Now an armoured regiment, Lord Strathcona’s Horse (Royal Canadians) has always celebrated Moreuil Day to commemorate March 30th 1918. Twenty-eighteen was to be particularly noteworthy, being the 100th anniversary of the battle. Jean Paul Brunel’s determined and focussed efforts in France, and those of the regiment, culminated this year. Hundreds attended the anniversary, highlighted by the presence of the LSH(RC) Mounted Troop, descendants of veterans of the battle, and French citizens. The extended Strathcona’s family, including no fewer than a dozen Willoughbys, joined General Seely’s family and the English branch of the Flowerdews, taking part in a tight schedule of events highlighted by the re-enactment of the charge of Flowerdew’s Squadron.
As some of my readers will know, I was in Moreuil, France, for the 100th anniversary of the Battle of Moreuil Wood. One of the survivors of the charge of Flowerdew's C Squadron was my father, acting troop leader Tom Mackay.

■ **Problems**
a. Say whether each statement agrees with the passage about Moreuil Day, answering yes or no and quoting the deciding words of the passage: (i) the 2018 observance marked the 100th anniversary of the battle; (ii) Lord Strathcona's Horse is now an infantry regiment; (iii) one survivor of the charge of Flowerdew's C Squadron was the writer's father.
b. List every group whose presence the passage about Moreuil Day says highlighted the anniversary.
c. Write out the section of the passage about Moreuil Day that opens with the words containing "Now an armoured" and closes with "of Flowerdew’s Squadron.", keeping every word.

■ **Data section**
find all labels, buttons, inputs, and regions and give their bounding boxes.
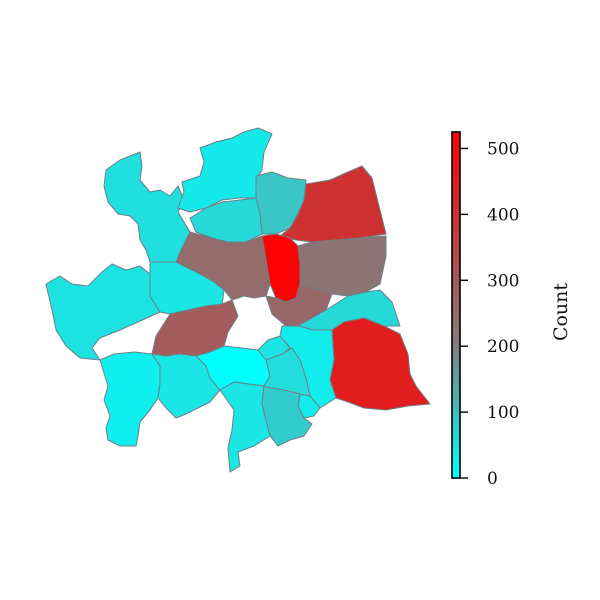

■ **Results of the exercise**
a.
(i) Yes: "Twenty-eighteen was to be particularly noteworthy, being the 100th anniversary of the battle."
(ii) No: "Now an armoured regiment, Lord Strathcona’s Horse (Royal Canadians) has always celebrated Moreuil Day"
(iii) Yes: "One of the survivors of the charge of Flowerdew's C Squadron was my father, acting troop leader Tom Mackay."

b.
- the LSH(RC) Mounted Troop
- descendants of veterans of the battle
- French citizens

c.
Now an armoured regiment, Lord Strathcona’s Horse (Royal Canadians) has always celebrated Moreuil Day to commemorate March 30th 1918. Twenty-eighteen was to be particularly noteworthy, being the 100th anniversary of the battle. Jean Paul Brunel’s determined and focussed efforts in France, and those of the regiment, culminated this year. Hundreds attended the anniversary, highlighted by the presence of the LSH(RC) Mounted Troop, descendants of veterans of the battle, and French citizens. The extended Strathcona’s family, including no fewer than a dozen Willoughbys, joined General Seely’s family and the English branch of the Flowerdews, taking part in a tight schedule of events highlighted by the re-enactment of the charge of Flowerdew’s Squadron.